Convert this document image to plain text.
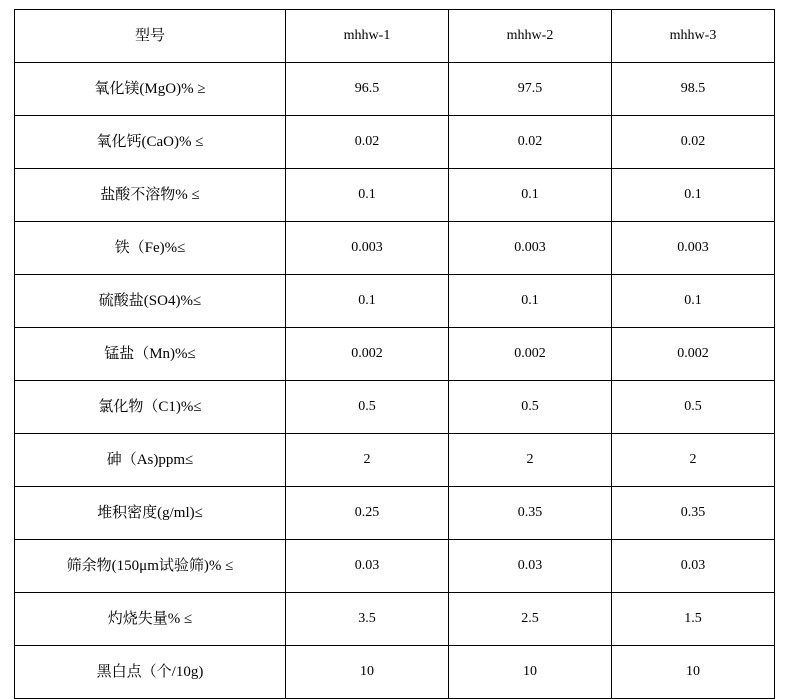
型号	mhhw-1	mhhw-2	mhhw-3
氧化镁(MgO)% ≥	96.5	97.5	98.5
氧化钙(CaO)% ≤	0.02	0.02	0.02
盐酸不溶物% ≤	0.1	0.1	0.1
铁（Fe)%≤	0.003	0.003	0.003
硫酸盐(SO4)%≤	0.1	0.1	0.1
锰盐（Mn)%≤	0.002	0.002	0.002
氯化物（C1)%≤	0.5	0.5	0.5
砷（As)ppm≤	2	2	2
堆积密度(g/ml)≤	0.25	0.35	0.35
筛余物(150μm试验筛)% ≤	0.03	0.03	0.03
灼烧失量% ≤	3.5	2.5	1.5
黑白点（个/10g)	10	10	10
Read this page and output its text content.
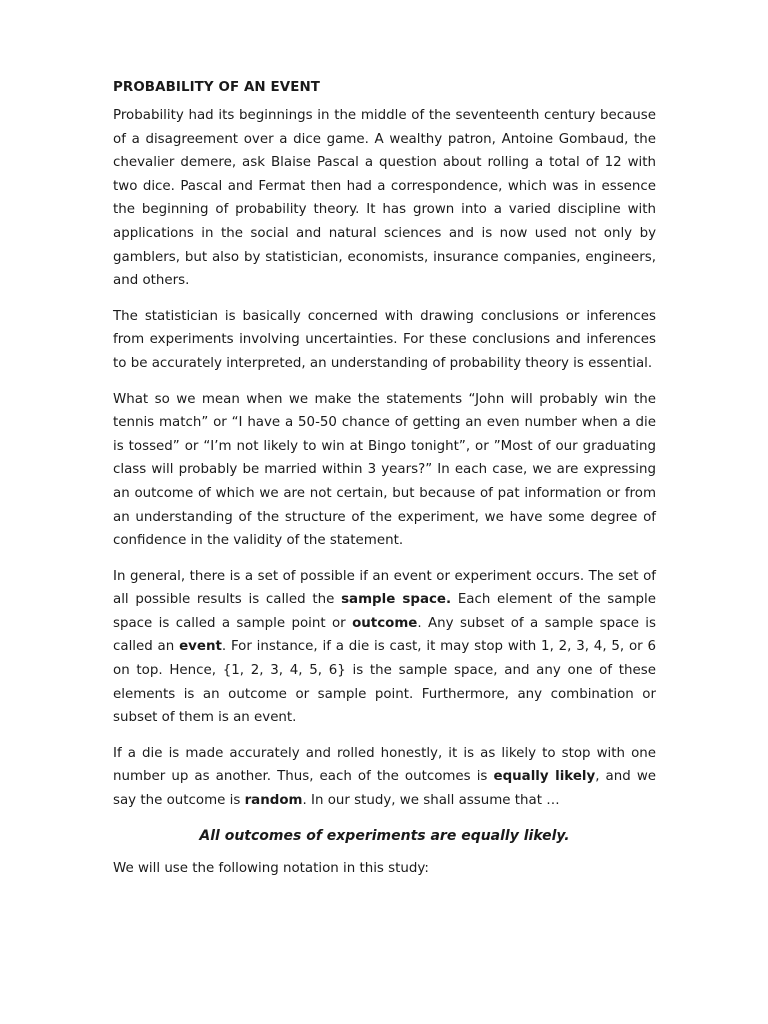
PROBABILITY OF AN EVENT

Probability had its beginnings in the middle of the seventeenth century because of a disagreement over a dice game. A wealthy patron, Antoine Gombaud, the chevalier demere, ask Blaise Pascal a question about rolling a total of 12 with two dice. Pascal and Fermat then had a correspondence, which was in essence the beginning of probability theory. It has grown into a varied discipline with applications in the social and natural sciences and is now used not only by gamblers, but also by statistician, economists, insurance companies, engineers, and others.

The statistician is basically concerned with drawing conclusions or inferences from experiments involving uncertainties. For these conclusions and inferences to be accurately interpreted, an understanding of probability theory is essential.

What so we mean when we make the statements “John will probably win the tennis match” or “I have a 50-50 chance of getting an even number when a die is tossed” or “I’m not likely to win at Bingo tonight”, or ”Most of our graduating class will probably be married within 3 years?” In each case, we are expressing an outcome of which we are not certain, but because of pat information or from an understanding of the structure of the experiment, we have some degree of confidence in the validity of the statement.

In general, there is a set of possible if an event or experiment occurs. The set of all possible results is called the sample space. Each element of the sample space is called a sample point or outcome. Any subset of a sample space is called an event. For instance, if a die is cast, it may stop with 1, 2, 3, 4, 5, or 6 on top. Hence, {1, 2, 3, 4, 5, 6} is the sample space, and any one of these elements is an outcome or sample point. Furthermore, any combination or subset of them is an event.

If a die is made accurately and rolled honestly, it is as likely to stop with one number up as another. Thus, each of the outcomes is equally likely, and we say the outcome is random. In our study, we shall assume that …

All outcomes of experiments are equally likely.

We will use the following notation in this study:
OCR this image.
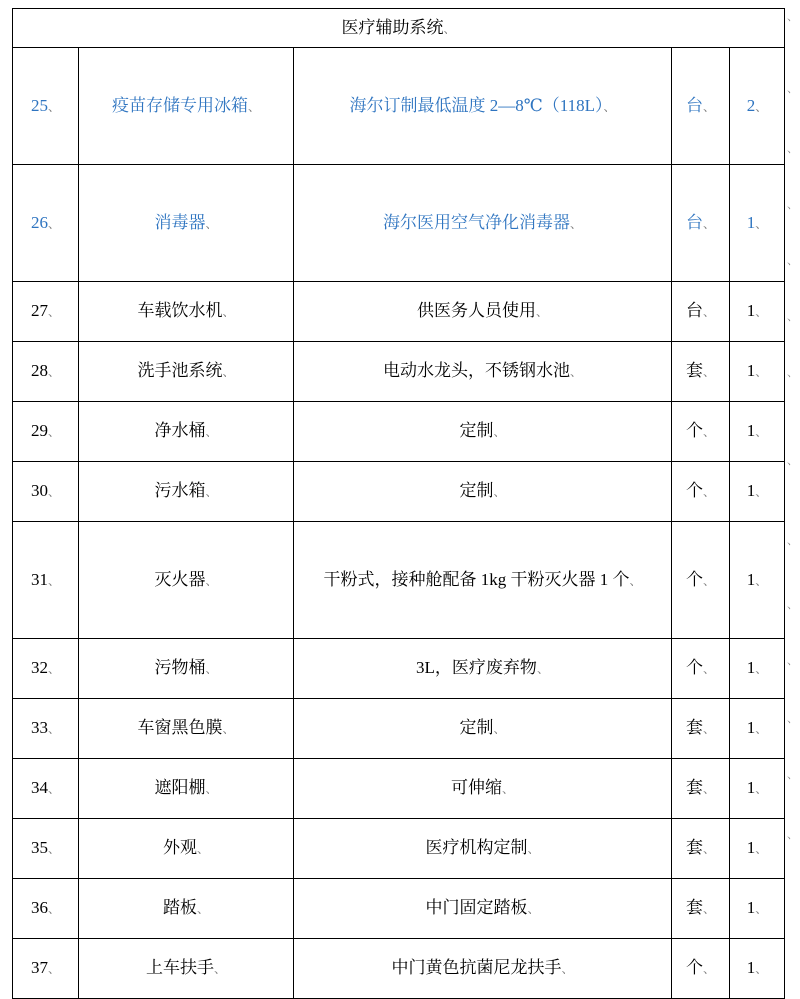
医疗辅助系统、				
25、	疫苗存储专用冰箱、	海尔订制最低温度 2—8℃（118L）、	台、	2、
26、	消毒器、	海尔医用空气净化消毒器、	台、	1、
27、	车载饮水机、	供医务人员使用、	台、	1、
28、	洗手池系统、	电动水龙头，不锈钢水池、	套、	1、
29、	净水桶、	定制、	个、	1、
30、	污水箱、	定制、	个、	1、
31、	灭火器、	干粉式，接种舱配备 1kg 干粉灭火器 1 个、	个、	1、
32、	污物桶、	3L，医疗废弃物、	个、	1、
33、	车窗黑色膜、	定制、	套、	1、
34、	遮阳棚、	可伸缩、	套、	1、
35、	外观、	医疗机构定制、	套、	1、
36、	踏板、	中门固定踏板、	套、	1、
37、	上车扶手、	中门黄色抗菌尼龙扶手、	个、	1、
、
、
、
、
、
、
、
、
、
、
、
、
、
、
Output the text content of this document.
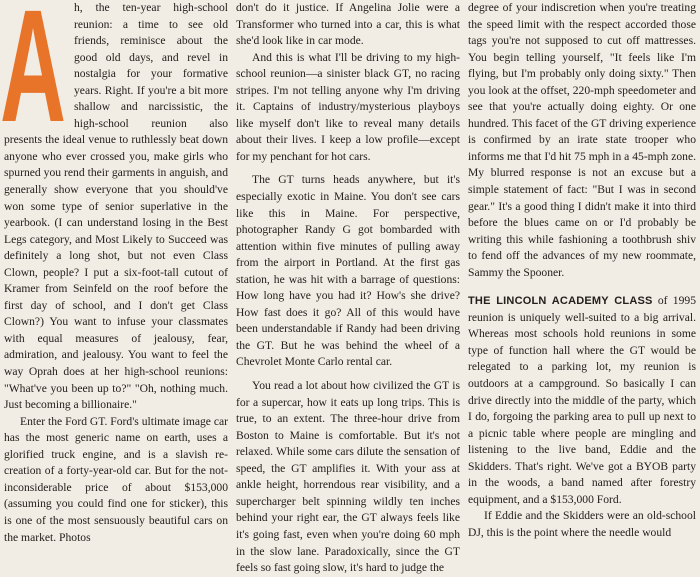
A h, the ten-year high-school reunion: a time to see old friends, reminisce about the good old days, and revel in nostalgia for your formative years. Right. If you're a bit more shallow and narcissistic, the high-school reunion also presents the ideal venue to ruthlessly beat down anyone who ever crossed you, make girls who spurned you rend their garments in anguish, and generally show everyone that you should've won some type of senior superlative in the yearbook. (I can understand losing in the Best Legs category, and Most Likely to Succeed was definitely a long shot, but not even Class Clown, people? I put a six-foot-tall cutout of Kramer from Seinfeld on the roof before the first day of school, and I don't get Class Clown?) You want to infuse your classmates with equal measures of jealousy, fear, admiration, and jealousy. You want to feel the way Oprah does at her high-school reunions: "What've you been up to?" "Oh, nothing much. Just becoming a billionaire."

Enter the Ford GT. Ford's ultimate image car has the most generic name on earth, uses a glorified truck engine, and is a slavish re-creation of a forty-year-old car. But for the not-inconsiderable price of about $153,000 (assuming you could find one for sticker), this is one of the most sensuously beautiful cars on the market. Photos

don't do it justice. If Angelina Jolie were a Transformer who turned into a car, this is what she'd look like in car mode.

And this is what I'll be driving to my high-school reunion—a sinister black GT, no racing stripes. I'm not telling anyone why I'm driving it. Captains of industry/mysterious playboys like myself don't like to reveal many details about their lives. I keep a low profile—except for my penchant for hot cars.

The GT turns heads anywhere, but it's especially exotic in Maine. You don't see cars like this in Maine. For perspective, photographer Randy G got bombarded with attention within five minutes of pulling away from the airport in Portland. At the first gas station, he was hit with a barrage of questions: How long have you had it? How's she drive? How fast does it go? All of this would have been understandable if Randy had been driving the GT. But he was behind the wheel of a Chevrolet Monte Carlo rental car.

You read a lot about how civilized the GT is for a supercar, how it eats up long trips. This is true, to an extent. The three-hour drive from Boston to Maine is comfortable. But it's not relaxed. While some cars dilute the sensation of speed, the GT amplifies it. With your ass at ankle height, horrendous rear visibility, and a supercharger belt spinning wildly ten inches behind your right ear, the GT always feels like it's going fast, even when you're doing 60 mph in the slow lane. Paradoxically, since the GT feels so fast going slow, it's hard to judge the

degree of your indiscretion when you're treating the speed limit with the respect accorded those tags you're not supposed to cut off mattresses. You begin telling yourself, "It feels like I'm flying, but I'm probably only doing sixty." Then you look at the offset, 220-mph speedometer and see that you're actually doing eighty. Or one hundred. This facet of the GT driving experience is confirmed by an irate state trooper who informs me that I'd hit 75 mph in a 45-mph zone. My blurred response is not an excuse but a simple statement of fact: "But I was in second gear." It's a good thing I didn't make it into third before the blues came on or I'd probably be writing this while fashioning a toothbrush shiv to fend off the advances of my new roommate, Sammy the Spooner.

THE LINCOLN ACADEMY CLASS of 1995 reunion is uniquely well-suited to a big arrival. Whereas most schools hold reunions in some type of function hall where the GT would be relegated to a parking lot, my reunion is outdoors at a campground. So basically I can drive directly into the middle of the party, which I do, forgoing the parking area to pull up next to a picnic table where people are mingling and listening to the live band, Eddie and the Skidders. That's right. We've got a BYOB party in the woods, a band named after forestry equipment, and a $153,000 Ford.

If Eddie and the Skidders were an old-school DJ, this is the point where the needle would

TASK REQUIREMENTS:
Answer with one number: how many lines in the listing hold "text".

RESPONSE TO THE TASK:
3